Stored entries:

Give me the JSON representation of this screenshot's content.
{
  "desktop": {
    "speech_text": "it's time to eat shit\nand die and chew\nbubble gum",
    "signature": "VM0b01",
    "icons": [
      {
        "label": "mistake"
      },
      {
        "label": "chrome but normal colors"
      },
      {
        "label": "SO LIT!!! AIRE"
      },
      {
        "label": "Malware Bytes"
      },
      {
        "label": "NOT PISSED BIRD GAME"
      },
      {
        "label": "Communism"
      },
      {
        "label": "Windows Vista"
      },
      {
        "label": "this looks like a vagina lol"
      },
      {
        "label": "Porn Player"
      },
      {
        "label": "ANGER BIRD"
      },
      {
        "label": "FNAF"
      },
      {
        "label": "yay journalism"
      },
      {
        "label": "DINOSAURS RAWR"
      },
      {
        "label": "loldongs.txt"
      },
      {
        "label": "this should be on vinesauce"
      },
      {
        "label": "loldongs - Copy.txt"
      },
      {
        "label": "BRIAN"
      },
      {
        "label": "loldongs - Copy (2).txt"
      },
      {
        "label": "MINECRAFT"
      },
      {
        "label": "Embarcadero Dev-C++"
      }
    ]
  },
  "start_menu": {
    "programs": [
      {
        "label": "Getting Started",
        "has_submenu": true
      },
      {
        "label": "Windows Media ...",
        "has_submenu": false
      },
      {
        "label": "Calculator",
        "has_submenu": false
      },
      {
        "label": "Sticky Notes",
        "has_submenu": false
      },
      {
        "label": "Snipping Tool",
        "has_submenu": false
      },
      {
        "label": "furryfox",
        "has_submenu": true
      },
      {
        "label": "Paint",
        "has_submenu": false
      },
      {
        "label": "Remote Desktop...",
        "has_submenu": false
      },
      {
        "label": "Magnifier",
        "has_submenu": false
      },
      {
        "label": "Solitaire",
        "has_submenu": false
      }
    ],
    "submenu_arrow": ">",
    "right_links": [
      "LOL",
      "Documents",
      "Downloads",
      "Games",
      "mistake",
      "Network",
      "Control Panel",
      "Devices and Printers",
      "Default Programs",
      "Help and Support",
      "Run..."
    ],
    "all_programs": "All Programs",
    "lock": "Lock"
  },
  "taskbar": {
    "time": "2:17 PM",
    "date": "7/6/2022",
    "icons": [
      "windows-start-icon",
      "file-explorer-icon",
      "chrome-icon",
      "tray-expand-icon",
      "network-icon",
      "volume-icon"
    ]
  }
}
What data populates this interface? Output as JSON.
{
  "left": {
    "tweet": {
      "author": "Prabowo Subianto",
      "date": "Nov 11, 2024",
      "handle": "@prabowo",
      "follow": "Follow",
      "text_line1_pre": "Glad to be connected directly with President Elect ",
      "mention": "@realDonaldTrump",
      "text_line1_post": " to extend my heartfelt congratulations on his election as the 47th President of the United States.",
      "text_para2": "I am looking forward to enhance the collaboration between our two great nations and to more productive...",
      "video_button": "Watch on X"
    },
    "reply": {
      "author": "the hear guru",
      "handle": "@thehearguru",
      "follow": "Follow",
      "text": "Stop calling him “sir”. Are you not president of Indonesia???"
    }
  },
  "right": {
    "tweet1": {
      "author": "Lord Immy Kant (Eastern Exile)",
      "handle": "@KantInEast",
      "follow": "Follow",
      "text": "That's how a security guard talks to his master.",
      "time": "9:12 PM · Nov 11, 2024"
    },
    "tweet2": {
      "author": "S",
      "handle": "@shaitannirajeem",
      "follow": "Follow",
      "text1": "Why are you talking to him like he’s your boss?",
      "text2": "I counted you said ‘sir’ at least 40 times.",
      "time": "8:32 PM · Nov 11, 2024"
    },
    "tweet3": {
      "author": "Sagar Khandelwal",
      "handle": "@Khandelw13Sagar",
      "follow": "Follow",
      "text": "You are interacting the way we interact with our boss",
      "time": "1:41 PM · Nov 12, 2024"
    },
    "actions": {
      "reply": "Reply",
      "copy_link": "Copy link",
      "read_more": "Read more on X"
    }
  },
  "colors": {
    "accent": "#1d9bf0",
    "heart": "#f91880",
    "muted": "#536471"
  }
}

---

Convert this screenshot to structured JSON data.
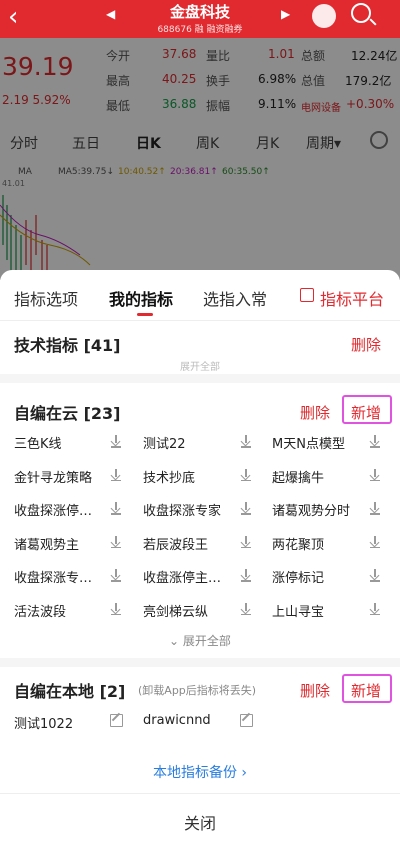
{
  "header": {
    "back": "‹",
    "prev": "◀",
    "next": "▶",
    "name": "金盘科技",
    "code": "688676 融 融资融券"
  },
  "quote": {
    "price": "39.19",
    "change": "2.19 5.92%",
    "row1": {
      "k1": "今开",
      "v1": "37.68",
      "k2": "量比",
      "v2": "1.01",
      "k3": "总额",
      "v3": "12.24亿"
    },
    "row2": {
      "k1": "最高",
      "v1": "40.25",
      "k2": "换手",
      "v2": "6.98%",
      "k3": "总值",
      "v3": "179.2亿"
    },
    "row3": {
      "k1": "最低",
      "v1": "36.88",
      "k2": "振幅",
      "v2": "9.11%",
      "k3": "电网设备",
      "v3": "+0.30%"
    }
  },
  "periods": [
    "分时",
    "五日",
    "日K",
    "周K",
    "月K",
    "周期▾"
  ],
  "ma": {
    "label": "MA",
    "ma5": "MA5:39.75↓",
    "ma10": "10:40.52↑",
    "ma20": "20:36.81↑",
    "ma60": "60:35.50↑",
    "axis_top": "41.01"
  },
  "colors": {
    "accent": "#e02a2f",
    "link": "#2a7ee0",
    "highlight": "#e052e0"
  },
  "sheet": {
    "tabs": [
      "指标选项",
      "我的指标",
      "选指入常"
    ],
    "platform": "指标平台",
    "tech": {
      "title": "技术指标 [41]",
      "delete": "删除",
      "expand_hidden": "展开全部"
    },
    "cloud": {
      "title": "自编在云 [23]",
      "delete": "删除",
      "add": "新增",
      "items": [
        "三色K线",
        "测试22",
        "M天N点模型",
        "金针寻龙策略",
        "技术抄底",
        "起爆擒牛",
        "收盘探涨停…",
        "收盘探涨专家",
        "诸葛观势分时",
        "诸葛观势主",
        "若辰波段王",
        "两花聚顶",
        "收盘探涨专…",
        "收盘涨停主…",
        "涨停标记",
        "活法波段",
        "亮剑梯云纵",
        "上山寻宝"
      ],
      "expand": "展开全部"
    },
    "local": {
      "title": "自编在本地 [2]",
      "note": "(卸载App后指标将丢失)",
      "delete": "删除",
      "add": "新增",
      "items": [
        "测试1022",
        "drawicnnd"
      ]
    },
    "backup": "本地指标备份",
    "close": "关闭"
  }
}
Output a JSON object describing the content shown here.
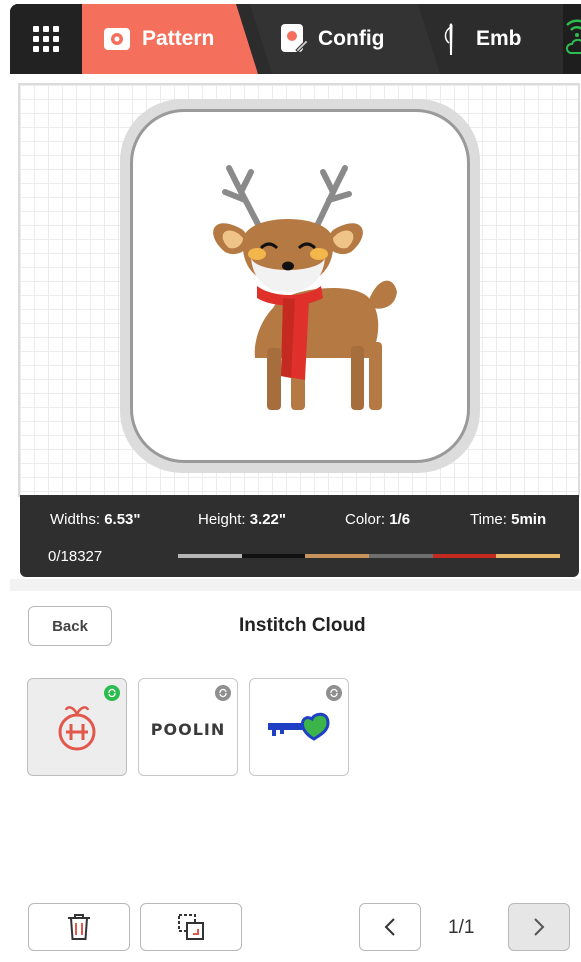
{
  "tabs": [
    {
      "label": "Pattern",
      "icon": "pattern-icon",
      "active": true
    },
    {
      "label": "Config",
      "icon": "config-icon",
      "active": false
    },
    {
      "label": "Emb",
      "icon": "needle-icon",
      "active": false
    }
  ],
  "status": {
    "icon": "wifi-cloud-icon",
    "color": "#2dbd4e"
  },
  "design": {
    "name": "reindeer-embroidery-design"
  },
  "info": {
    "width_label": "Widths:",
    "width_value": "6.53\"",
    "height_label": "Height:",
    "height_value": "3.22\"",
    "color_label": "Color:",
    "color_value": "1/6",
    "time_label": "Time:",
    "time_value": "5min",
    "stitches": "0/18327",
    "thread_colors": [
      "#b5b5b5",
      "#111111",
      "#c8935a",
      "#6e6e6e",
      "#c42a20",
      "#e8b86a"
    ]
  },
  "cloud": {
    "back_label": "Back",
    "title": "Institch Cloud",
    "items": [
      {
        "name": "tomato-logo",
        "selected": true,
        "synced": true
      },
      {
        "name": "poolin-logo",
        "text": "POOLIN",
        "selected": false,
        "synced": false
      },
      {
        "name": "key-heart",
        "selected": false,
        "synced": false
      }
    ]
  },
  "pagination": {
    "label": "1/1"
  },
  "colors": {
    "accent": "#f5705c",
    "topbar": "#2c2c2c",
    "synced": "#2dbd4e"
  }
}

> **AIM**
Pick out the lines above that hold the string "data" and show them.

> **RESPONSE TO THIS TASK**
What data populates this interface? Output as JSON.
Convert this screenshot to structured JSON data.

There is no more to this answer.